■ **Problem statement**: Extract every line where the string "再别康桥" appears.

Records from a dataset
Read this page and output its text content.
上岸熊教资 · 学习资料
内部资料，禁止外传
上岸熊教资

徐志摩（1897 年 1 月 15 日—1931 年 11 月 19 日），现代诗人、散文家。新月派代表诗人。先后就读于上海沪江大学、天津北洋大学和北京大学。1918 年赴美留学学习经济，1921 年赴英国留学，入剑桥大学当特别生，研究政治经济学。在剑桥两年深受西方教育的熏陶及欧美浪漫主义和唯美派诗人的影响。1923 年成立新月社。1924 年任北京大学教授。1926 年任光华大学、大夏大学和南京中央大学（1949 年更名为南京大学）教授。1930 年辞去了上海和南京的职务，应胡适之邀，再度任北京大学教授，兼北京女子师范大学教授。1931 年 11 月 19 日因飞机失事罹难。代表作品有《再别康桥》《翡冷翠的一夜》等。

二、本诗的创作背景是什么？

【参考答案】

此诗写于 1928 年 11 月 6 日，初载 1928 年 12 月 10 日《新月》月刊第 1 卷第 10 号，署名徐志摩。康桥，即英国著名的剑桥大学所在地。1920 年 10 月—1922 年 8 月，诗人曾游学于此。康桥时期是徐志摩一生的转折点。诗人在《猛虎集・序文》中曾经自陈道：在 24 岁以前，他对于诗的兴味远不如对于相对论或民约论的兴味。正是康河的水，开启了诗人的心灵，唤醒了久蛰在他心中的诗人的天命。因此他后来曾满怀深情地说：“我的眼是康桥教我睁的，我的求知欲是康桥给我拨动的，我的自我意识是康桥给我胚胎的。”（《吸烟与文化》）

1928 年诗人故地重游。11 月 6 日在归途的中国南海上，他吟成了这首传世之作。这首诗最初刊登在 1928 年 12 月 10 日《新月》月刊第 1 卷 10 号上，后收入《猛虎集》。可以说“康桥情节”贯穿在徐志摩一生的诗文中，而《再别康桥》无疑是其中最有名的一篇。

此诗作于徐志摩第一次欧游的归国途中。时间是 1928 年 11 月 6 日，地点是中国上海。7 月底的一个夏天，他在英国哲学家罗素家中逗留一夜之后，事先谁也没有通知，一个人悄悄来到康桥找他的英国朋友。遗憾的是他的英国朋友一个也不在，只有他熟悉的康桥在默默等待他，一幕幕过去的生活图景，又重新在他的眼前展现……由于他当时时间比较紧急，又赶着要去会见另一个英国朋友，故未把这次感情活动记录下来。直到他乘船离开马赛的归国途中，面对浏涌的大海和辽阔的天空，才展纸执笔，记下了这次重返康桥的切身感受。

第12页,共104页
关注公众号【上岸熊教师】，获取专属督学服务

■ **Expected answer**:
徐志摩（1897 年 1 月 15 日—1931 年 11 月 19 日），现代诗人、散文家。新月派代表诗人。先后就读于上海沪江大学、天津北洋大学和北京大学。1918 年赴美留学学习经济，1921 年赴英国留学，入剑桥大学当特别生，研究政治经济学。在剑桥两年深受西方教育的熏陶及欧美浪漫主义和唯美派诗人的影响。1923 年成立新月社。1924 年任北京大学教授。1926 年任光华大学、大夏大学和南京中央大学（1949 年更名为南京大学）教授。1930 年辞去了上海和南京的职务，应胡适之邀，再度任北京大学教授，兼北京女子师范大学教授。1931 年 11 月 19 日因飞机失事罹难。代表作品有《再别康桥》《翡冷翠的一夜》等。
1928 年诗人故地重游。11 月 6 日在归途的中国南海上，他吟成了这首传世之作。这首诗最初刊登在 1928 年 12 月 10 日《新月》月刊第 1 卷 10 号上，后收入《猛虎集》。可以说“康桥情节”贯穿在徐志摩一生的诗文中，而《再别康桥》无疑是其中最有名的一篇。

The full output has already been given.